═════ AVAILABLE DATA

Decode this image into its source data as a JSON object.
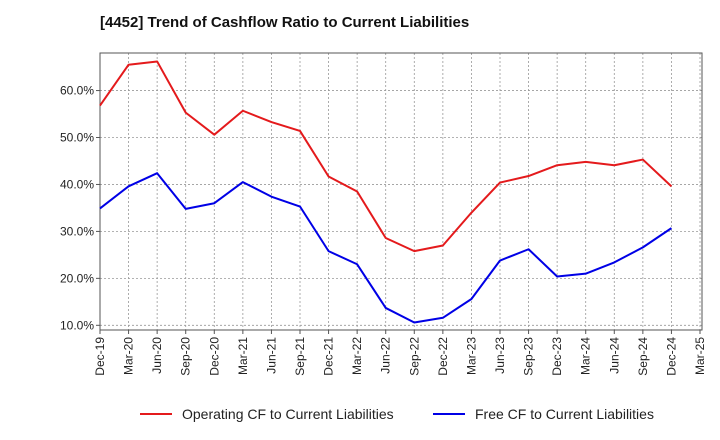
{
  "chart_data": {
    "type": "line",
    "title": "[4452]  Trend of Cashflow Ratio to Current Liabilities",
    "xlabel": "",
    "ylabel": "",
    "categories": [
      "Dec-19",
      "Mar-20",
      "Jun-20",
      "Sep-20",
      "Dec-20",
      "Mar-21",
      "Jun-21",
      "Sep-21",
      "Dec-21",
      "Mar-22",
      "Jun-22",
      "Sep-22",
      "Dec-22",
      "Mar-23",
      "Jun-23",
      "Sep-23",
      "Dec-23",
      "Mar-24",
      "Jun-24",
      "Sep-24",
      "Dec-24",
      "Mar-25"
    ],
    "y_tick_labels": [
      "10.0%",
      "20.0%",
      "30.0%",
      "40.0%",
      "50.0%",
      "60.0%"
    ],
    "y_ticks": [
      10,
      20,
      30,
      40,
      50,
      60
    ],
    "ylim": [
      9,
      68
    ],
    "grid": true,
    "legend_position": "bottom",
    "series": [
      {
        "name": "Operating CF to Current Liabilities",
        "color": "#e41a1c",
        "values": [
          56.8,
          65.5,
          66.2,
          55.3,
          50.6,
          55.7,
          53.3,
          51.4,
          41.7,
          38.5,
          28.6,
          25.8,
          27.0,
          34.0,
          40.4,
          41.8,
          44.1,
          44.8,
          44.1,
          45.3,
          39.6,
          null
        ]
      },
      {
        "name": "Free CF to Current Liabilities",
        "color": "#0000e6",
        "values": [
          34.9,
          39.6,
          42.4,
          34.8,
          36.0,
          40.5,
          37.4,
          35.3,
          25.8,
          23.0,
          13.7,
          10.6,
          11.6,
          15.6,
          23.8,
          26.2,
          20.4,
          21.0,
          23.4,
          26.6,
          30.7,
          null
        ]
      }
    ]
  }
}
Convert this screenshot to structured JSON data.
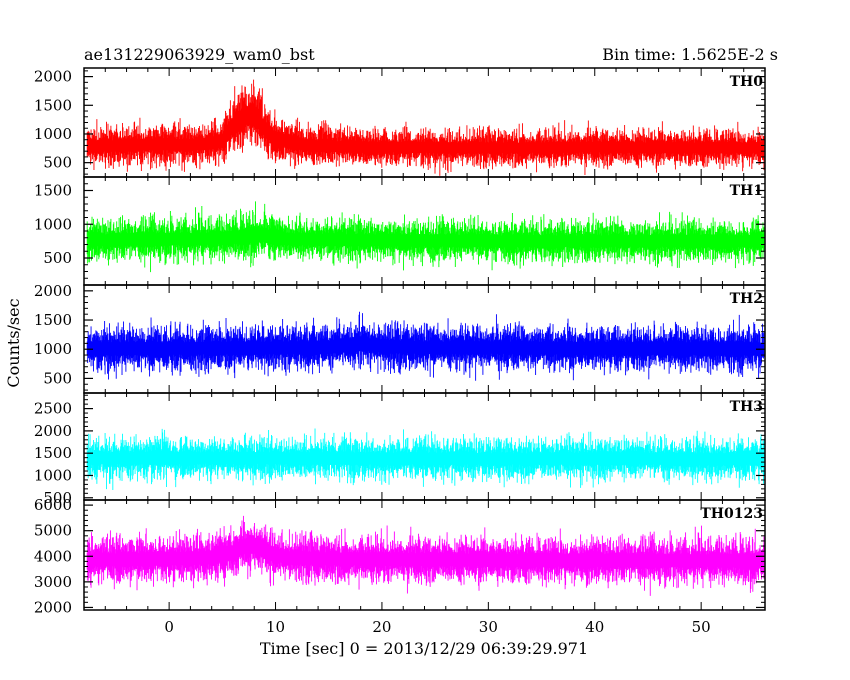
{
  "header": {
    "left": "ae131229063929_wam0_bst",
    "right": "Bin time: 1.5625E-2 s"
  },
  "chart_data": {
    "type": "line",
    "title": "ae131229063929_wam0_bst",
    "bin_time": "1.5625E-2 s",
    "xlabel": "Time [sec] 0 = 2013/12/29 06:39:29.971",
    "ylabel": "Counts/sec",
    "xlim": [
      -8,
      56
    ],
    "x_ticks": [
      0,
      10,
      20,
      30,
      40,
      50
    ],
    "grid": false,
    "legend": "none",
    "panels": [
      {
        "label": "TH0",
        "color": "#ff0000",
        "ylim": [
          250,
          2150
        ],
        "y_ticks": [
          500,
          1000,
          1500,
          2000
        ],
        "mean": 780,
        "spread": 260,
        "x": [
          -7,
          -4,
          -1,
          2,
          4,
          5,
          6,
          7,
          8,
          9,
          10,
          13,
          16,
          20,
          25,
          30,
          35,
          40,
          45,
          50,
          55
        ],
        "values": [
          790,
          800,
          820,
          810,
          830,
          900,
          1150,
          1300,
          1350,
          1080,
          920,
          800,
          780,
          770,
          760,
          760,
          760,
          770,
          760,
          760,
          760
        ]
      },
      {
        "label": "TH1",
        "color": "#00ff00",
        "ylim": [
          100,
          1700
        ],
        "y_ticks": [
          500,
          1000,
          1500
        ],
        "mean": 760,
        "spread": 240,
        "x": [
          -7,
          -4,
          -1,
          2,
          5,
          7,
          8,
          9,
          11,
          15,
          20,
          30,
          40,
          50,
          55
        ],
        "values": [
          760,
          770,
          780,
          780,
          790,
          820,
          860,
          830,
          780,
          770,
          760,
          750,
          750,
          750,
          750
        ]
      },
      {
        "label": "TH2",
        "color": "#0000ff",
        "ylim": [
          250,
          2100
        ],
        "y_ticks": [
          500,
          1000,
          1500,
          2000
        ],
        "mean": 1020,
        "spread": 300,
        "x": [
          -7,
          0,
          5,
          10,
          15,
          18,
          20,
          25,
          30,
          40,
          50,
          55
        ],
        "values": [
          1000,
          1010,
          1020,
          1020,
          1030,
          1090,
          1050,
          1020,
          1030,
          1010,
          1010,
          1000
        ]
      },
      {
        "label": "TH3",
        "color": "#00ffff",
        "ylim": [
          450,
          2850
        ],
        "y_ticks": [
          500,
          1000,
          1500,
          2000,
          2500
        ],
        "mean": 1380,
        "spread": 360,
        "x": [
          -7,
          0,
          10,
          20,
          30,
          40,
          50,
          55
        ],
        "values": [
          1380,
          1390,
          1390,
          1380,
          1370,
          1380,
          1370,
          1370
        ]
      },
      {
        "label": "TH0123",
        "color": "#ff00ff",
        "ylim": [
          1900,
          6200
        ],
        "y_ticks": [
          2000,
          3000,
          4000,
          5000,
          6000
        ],
        "mean": 3850,
        "spread": 700,
        "x": [
          -7,
          0,
          4,
          6,
          7,
          8,
          9,
          11,
          15,
          20,
          30,
          40,
          50,
          55
        ],
        "values": [
          3850,
          3900,
          3950,
          4150,
          4400,
          4450,
          4200,
          3950,
          3900,
          3880,
          3850,
          3840,
          3830,
          3830
        ]
      }
    ]
  }
}
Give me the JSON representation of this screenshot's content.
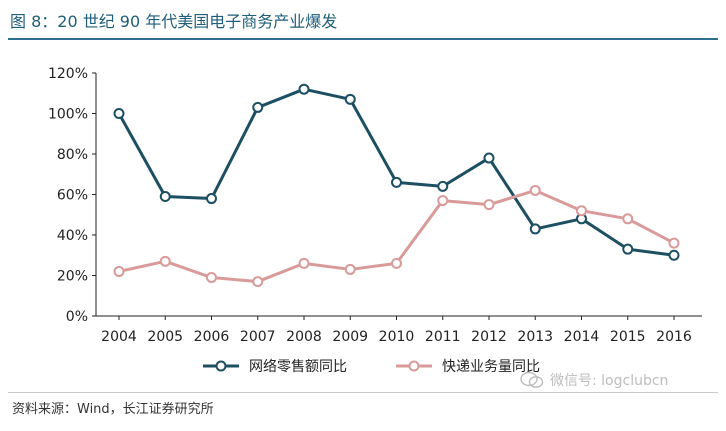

══════════

### AIM OF THE EXERCISE
Tell how many lines of the data above hold the string "xlabel". Give only the number.

### REPLY
2